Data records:

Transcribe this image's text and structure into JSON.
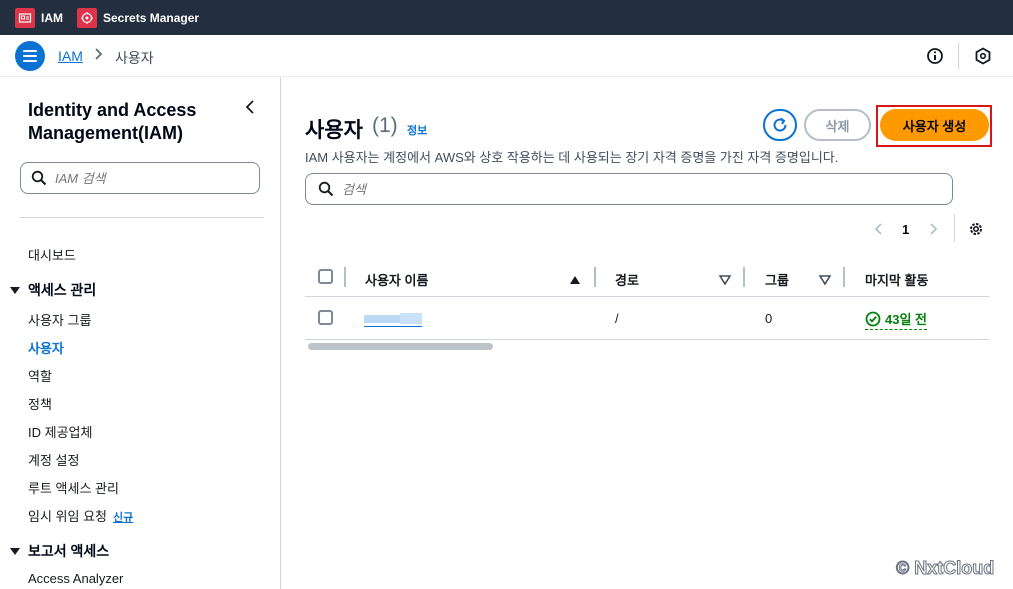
{
  "topbar": {
    "services": [
      {
        "label": "IAM",
        "icon": "iam-service-icon"
      },
      {
        "label": "Secrets Manager",
        "icon": "secrets-manager-service-icon"
      }
    ]
  },
  "breadcrumb": {
    "root": "IAM",
    "current": "사용자"
  },
  "sidebar": {
    "title": "Identity and Access Management(IAM)",
    "search_placeholder": "IAM 검색",
    "dashboard": "대시보드",
    "section_access": "액세스 관리",
    "items_access": [
      "사용자 그룹",
      "사용자",
      "역할",
      "정책",
      "ID 제공업체",
      "계정 설정",
      "루트 액세스 관리",
      "임시 위임 요청"
    ],
    "new_badge": "신규",
    "section_reports": "보고서 액세스",
    "items_reports": [
      "Access Analyzer"
    ]
  },
  "main": {
    "title": "사용자",
    "count": "(1)",
    "info_link": "정보",
    "description": "IAM 사용자는 계정에서 AWS와 상호 작용하는 데 사용되는 장기 자격 증명을 가진 자격 증명입니다.",
    "delete_label": "삭제",
    "create_label": "사용자 생성",
    "search_placeholder": "검색",
    "page_number": "1"
  },
  "table": {
    "columns": [
      "사용자 이름",
      "경로",
      "그룹",
      "마지막 활동"
    ],
    "rows": [
      {
        "path": "/",
        "groups": "0",
        "last_activity": "43일 전"
      }
    ]
  },
  "watermark": "© NxtCloud",
  "colors": {
    "accent": "#0972d3",
    "primary_button": "#ff9900",
    "topbar": "#232f3e",
    "success": "#037f0c",
    "highlight": "#d91515"
  }
}
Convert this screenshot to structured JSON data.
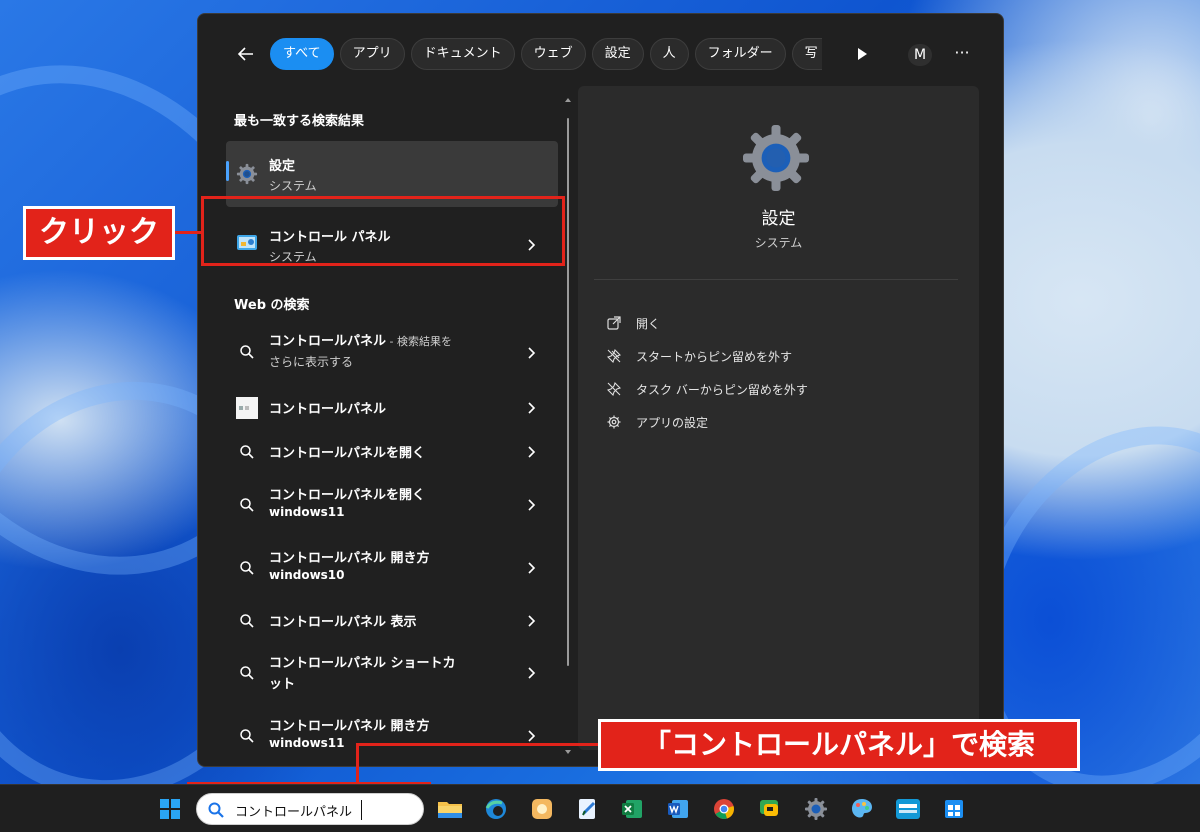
{
  "search_panel": {
    "tabs": [
      {
        "label": "すべて",
        "active": true
      },
      {
        "label": "アプリ"
      },
      {
        "label": "ドキュメント"
      },
      {
        "label": "ウェブ"
      },
      {
        "label": "設定"
      },
      {
        "label": "人"
      },
      {
        "label": "フォルダー"
      },
      {
        "label": "写"
      }
    ],
    "avatar_initial": "M",
    "more_label": "···",
    "best_match_title": "最も一致する検索結果",
    "best_match": {
      "title": "設定",
      "subtitle": "システム",
      "icon": "gear-icon"
    },
    "control_panel_result": {
      "title": "コントロール パネル",
      "subtitle": "システム",
      "icon": "control-panel-icon"
    },
    "web_section_title": "Web の検索",
    "web_results": [
      {
        "title": "コントロールパネル",
        "suffix": " - 検索結果を",
        "line2": "さらに表示する",
        "icon": "search-icon"
      },
      {
        "title": "コントロールパネル",
        "line2": "",
        "icon": "website-favicon-icon"
      },
      {
        "title": "コントロールパネルを開く",
        "line2": "",
        "icon": "search-icon"
      },
      {
        "title": "コントロールパネルを開く",
        "line2": "windows11",
        "icon": "search-icon"
      },
      {
        "title": "コントロールパネル 開き方",
        "line2": "windows10",
        "icon": "search-icon"
      },
      {
        "title": "コントロールパネル 表示",
        "line2": "",
        "icon": "search-icon"
      },
      {
        "title": "コントロールパネル ショートカ",
        "line2": "ット",
        "icon": "search-icon"
      },
      {
        "title": "コントロールパネル 開き方",
        "line2": "windows11",
        "icon": "search-icon"
      }
    ],
    "detail": {
      "title": "設定",
      "subtitle": "システム",
      "actions": [
        {
          "label": "開く",
          "icon": "open-external-icon"
        },
        {
          "label": "スタートからピン留めを外す",
          "icon": "unpin-icon"
        },
        {
          "label": "タスク バーからピン留めを外す",
          "icon": "unpin-icon"
        },
        {
          "label": "アプリの設定",
          "icon": "gear-icon"
        }
      ]
    }
  },
  "annotations": {
    "click_label": "クリック",
    "search_label": "「コントロールパネル」で検索",
    "color": "#e2231a"
  },
  "taskbar": {
    "search_value": "コントロールパネル",
    "apps": [
      "start-icon",
      "file-explorer-icon",
      "edge-icon",
      "photos-icon",
      "notepad-icon",
      "excel-icon",
      "word-icon",
      "chrome-icon",
      "chat-icon",
      "settings-icon",
      "paint-icon",
      "prime-video-icon",
      "store-icon"
    ]
  },
  "colors": {
    "accent": "#1b8ef2",
    "panel": "#202020",
    "pane": "#2b2b2b"
  }
}
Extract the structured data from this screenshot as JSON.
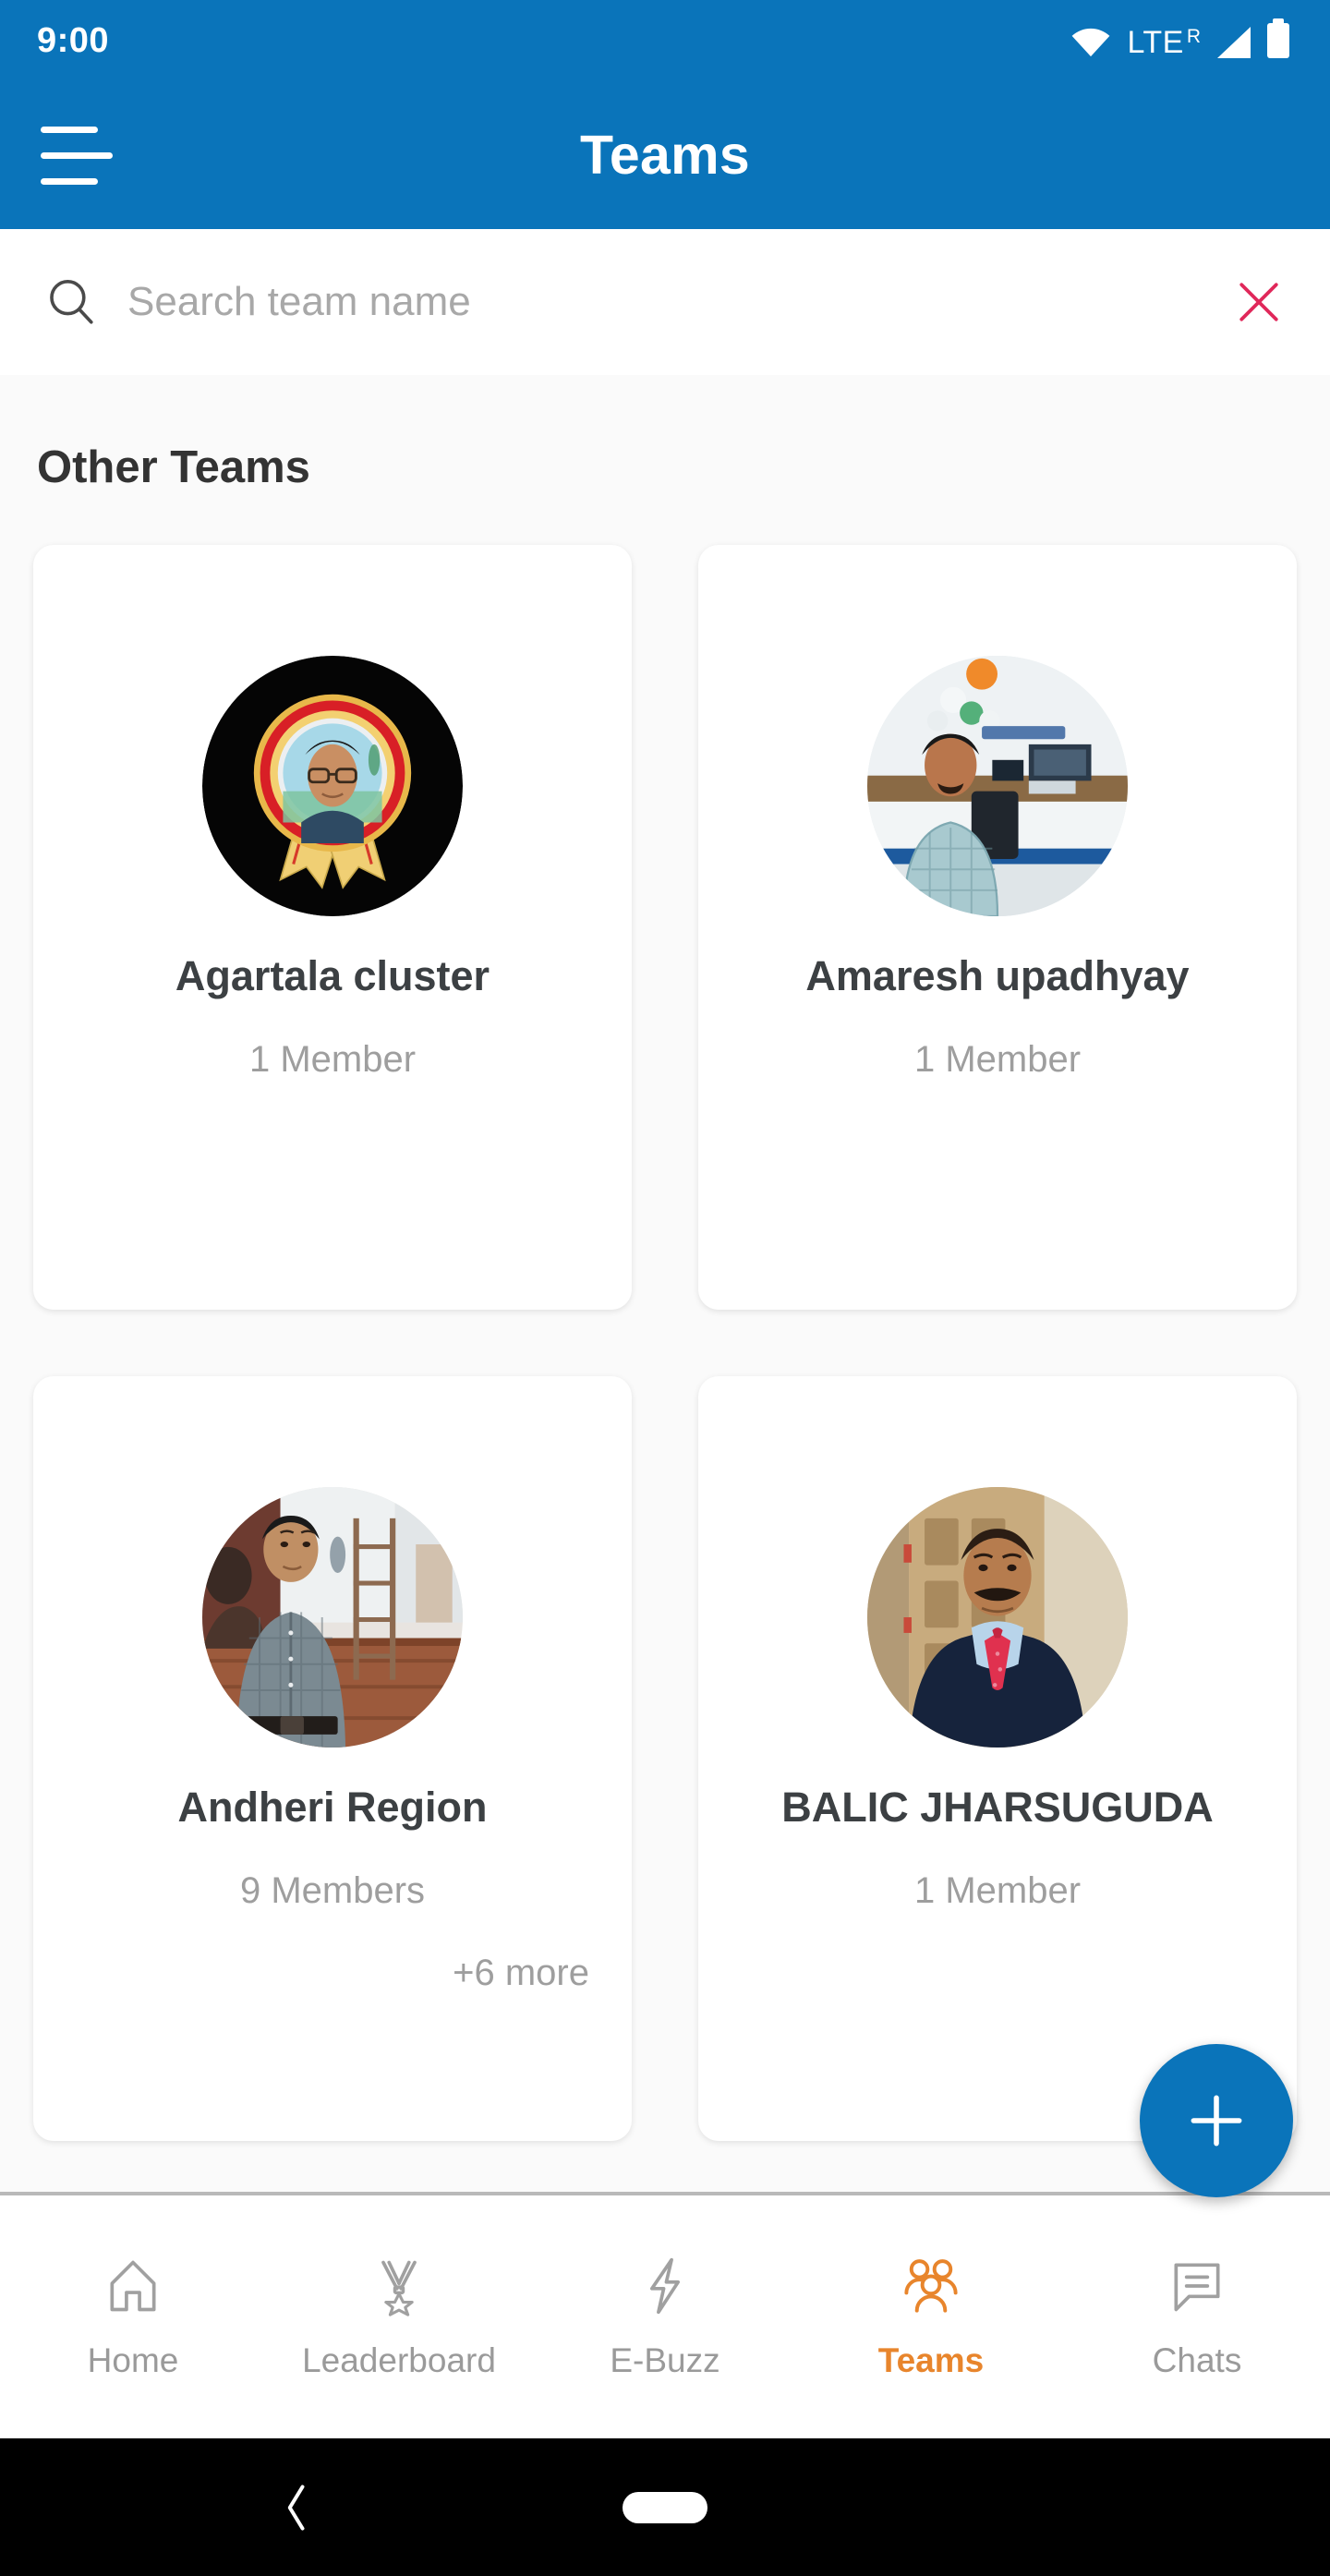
{
  "status_bar": {
    "time": "9:00",
    "network_label": "LTE",
    "roaming_indicator": "R",
    "icons": [
      "wifi-icon",
      "signal-icon",
      "battery-icon"
    ]
  },
  "app_bar": {
    "title": "Teams",
    "menu_icon": "hamburger-menu-icon",
    "background_color": "#0a74ba"
  },
  "search": {
    "placeholder": "Search team name",
    "value": "",
    "search_icon": "search-icon",
    "clear_icon": "close-icon",
    "clear_icon_color": "#e0285a"
  },
  "main": {
    "section_title": "Other Teams",
    "teams": [
      {
        "name": "Agartala cluster",
        "member_count": "1 Member",
        "more": "",
        "avatar": "medal-badge-portrait"
      },
      {
        "name": "Amaresh upadhyay",
        "member_count": "1 Member",
        "more": "",
        "avatar": "office-portrait"
      },
      {
        "name": "Andheri Region",
        "member_count": "9 Members",
        "more": "+6 more",
        "avatar": "hall-portrait"
      },
      {
        "name": "BALIC JHARSUGUDA",
        "member_count": "1 Member",
        "more": "",
        "avatar": "suit-portrait"
      }
    ]
  },
  "fab": {
    "label": "+",
    "icon": "plus-icon",
    "color": "#0a74ba"
  },
  "bottom_nav": {
    "active_color": "#e8852c",
    "inactive_color": "#9a9a9a",
    "items": [
      {
        "label": "Home",
        "icon": "home-icon",
        "active": false
      },
      {
        "label": "Leaderboard",
        "icon": "medal-icon",
        "active": false
      },
      {
        "label": "E-Buzz",
        "icon": "lightning-bolt-icon",
        "active": false
      },
      {
        "label": "Teams",
        "icon": "people-group-icon",
        "active": true
      },
      {
        "label": "Chats",
        "icon": "chat-bubble-icon",
        "active": false
      }
    ]
  },
  "android_nav": {
    "back_icon": "back-chevron-icon",
    "home_icon": "home-pill-icon"
  }
}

▶ [What is needed] Print each line of the material above exactly, with the pictures removed from your copy.

▶ [Response below]
Transcribe this image's text and structure into JSON.
{
  "topbar": {
    "services": [
      {
        "label": "IAM",
        "icon": "iam-service-icon"
      },
      {
        "label": "Secrets Manager",
        "icon": "secrets-manager-service-icon"
      }
    ]
  },
  "breadcrumb": {
    "root": "IAM",
    "current": "사용자"
  },
  "sidebar": {
    "title": "Identity and Access Management(IAM)",
    "search_placeholder": "IAM 검색",
    "dashboard": "대시보드",
    "section_access": "액세스 관리",
    "items_access": [
      "사용자 그룹",
      "사용자",
      "역할",
      "정책",
      "ID 제공업체",
      "계정 설정",
      "루트 액세스 관리",
      "임시 위임 요청"
    ],
    "new_badge": "신규",
    "section_reports": "보고서 액세스",
    "items_reports": [
      "Access Analyzer"
    ]
  },
  "main": {
    "title": "사용자",
    "count": "(1)",
    "info_link": "정보",
    "description": "IAM 사용자는 계정에서 AWS와 상호 작용하는 데 사용되는 장기 자격 증명을 가진 자격 증명입니다.",
    "delete_label": "삭제",
    "create_label": "사용자 생성",
    "search_placeholder": "검색",
    "page_number": "1"
  },
  "table": {
    "columns": [
      "사용자 이름",
      "경로",
      "그룹",
      "마지막 활동"
    ],
    "rows": [
      {
        "path": "/",
        "groups": "0",
        "last_activity": "43일 전"
      }
    ]
  },
  "watermark": "© NxtCloud",
  "colors": {
    "accent": "#0972d3",
    "primary_button": "#ff9900",
    "topbar": "#232f3e",
    "success": "#037f0c",
    "highlight": "#d91515"
  }
}
Convert this screenshot to structured JSON data.
{
  "search_panel": {
    "tabs": [
      {
        "label": "すべて",
        "active": true
      },
      {
        "label": "アプリ"
      },
      {
        "label": "ドキュメント"
      },
      {
        "label": "ウェブ"
      },
      {
        "label": "設定"
      },
      {
        "label": "人"
      },
      {
        "label": "フォルダー"
      },
      {
        "label": "写"
      }
    ],
    "avatar_initial": "M",
    "more_label": "···",
    "best_match_title": "最も一致する検索結果",
    "best_match": {
      "title": "設定",
      "subtitle": "システム",
      "icon": "gear-icon"
    },
    "control_panel_result": {
      "title": "コントロール パネル",
      "subtitle": "システム",
      "icon": "control-panel-icon"
    },
    "web_section_title": "Web の検索",
    "web_results": [
      {
        "title": "コントロールパネル",
        "suffix": " - 検索結果を",
        "line2": "さらに表示する",
        "icon": "search-icon"
      },
      {
        "title": "コントロールパネル",
        "line2": "",
        "icon": "website-favicon-icon"
      },
      {
        "title": "コントロールパネルを開く",
        "line2": "",
        "icon": "search-icon"
      },
      {
        "title": "コントロールパネルを開く",
        "line2": "windows11",
        "icon": "search-icon"
      },
      {
        "title": "コントロールパネル 開き方",
        "line2": "windows10",
        "icon": "search-icon"
      },
      {
        "title": "コントロールパネル 表示",
        "line2": "",
        "icon": "search-icon"
      },
      {
        "title": "コントロールパネル ショートカ",
        "line2": "ット",
        "icon": "search-icon"
      },
      {
        "title": "コントロールパネル 開き方",
        "line2": "windows11",
        "icon": "search-icon"
      }
    ],
    "detail": {
      "title": "設定",
      "subtitle": "システム",
      "actions": [
        {
          "label": "開く",
          "icon": "open-external-icon"
        },
        {
          "label": "スタートからピン留めを外す",
          "icon": "unpin-icon"
        },
        {
          "label": "タスク バーからピン留めを外す",
          "icon": "unpin-icon"
        },
        {
          "label": "アプリの設定",
          "icon": "gear-icon"
        }
      ]
    }
  },
  "annotations": {
    "click_label": "クリック",
    "search_label": "「コントロールパネル」で検索",
    "color": "#e2231a"
  },
  "taskbar": {
    "search_value": "コントロールパネル",
    "apps": [
      "start-icon",
      "file-explorer-icon",
      "edge-icon",
      "photos-icon",
      "notepad-icon",
      "excel-icon",
      "word-icon",
      "chrome-icon",
      "chat-icon",
      "settings-icon",
      "paint-icon",
      "prime-video-icon",
      "store-icon"
    ]
  },
  "colors": {
    "accent": "#1b8ef2",
    "panel": "#202020",
    "pane": "#2b2b2b"
  }
}
Extract the structured data from this screenshot as JSON.
{
  "status_bar": {
    "time": "9:00",
    "network_label": "LTE",
    "roaming_indicator": "R",
    "icons": [
      "wifi-icon",
      "signal-icon",
      "battery-icon"
    ]
  },
  "app_bar": {
    "title": "Teams",
    "menu_icon": "hamburger-menu-icon",
    "background_color": "#0a74ba"
  },
  "search": {
    "placeholder": "Search team name",
    "value": "",
    "search_icon": "search-icon",
    "clear_icon": "close-icon",
    "clear_icon_color": "#e0285a"
  },
  "main": {
    "section_title": "Other Teams",
    "teams": [
      {
        "name": "Agartala cluster",
        "member_count": "1 Member",
        "more": "",
        "avatar": "medal-badge-portrait"
      },
      {
        "name": "Amaresh upadhyay",
        "member_count": "1 Member",
        "more": "",
        "avatar": "office-portrait"
      },
      {
        "name": "Andheri Region",
        "member_count": "9 Members",
        "more": "+6 more",
        "avatar": "hall-portrait"
      },
      {
        "name": "BALIC JHARSUGUDA",
        "member_count": "1 Member",
        "more": "",
        "avatar": "suit-portrait"
      }
    ]
  },
  "fab": {
    "label": "+",
    "icon": "plus-icon",
    "color": "#0a74ba"
  },
  "bottom_nav": {
    "active_color": "#e8852c",
    "inactive_color": "#9a9a9a",
    "items": [
      {
        "label": "Home",
        "icon": "home-icon",
        "active": false
      },
      {
        "label": "Leaderboard",
        "icon": "medal-icon",
        "active": false
      },
      {
        "label": "E-Buzz",
        "icon": "lightning-bolt-icon",
        "active": false
      },
      {
        "label": "Teams",
        "icon": "people-group-icon",
        "active": true
      },
      {
        "label": "Chats",
        "icon": "chat-bubble-icon",
        "active": false
      }
    ]
  },
  "android_nav": {
    "back_icon": "back-chevron-icon",
    "home_icon": "home-pill-icon"
  }
}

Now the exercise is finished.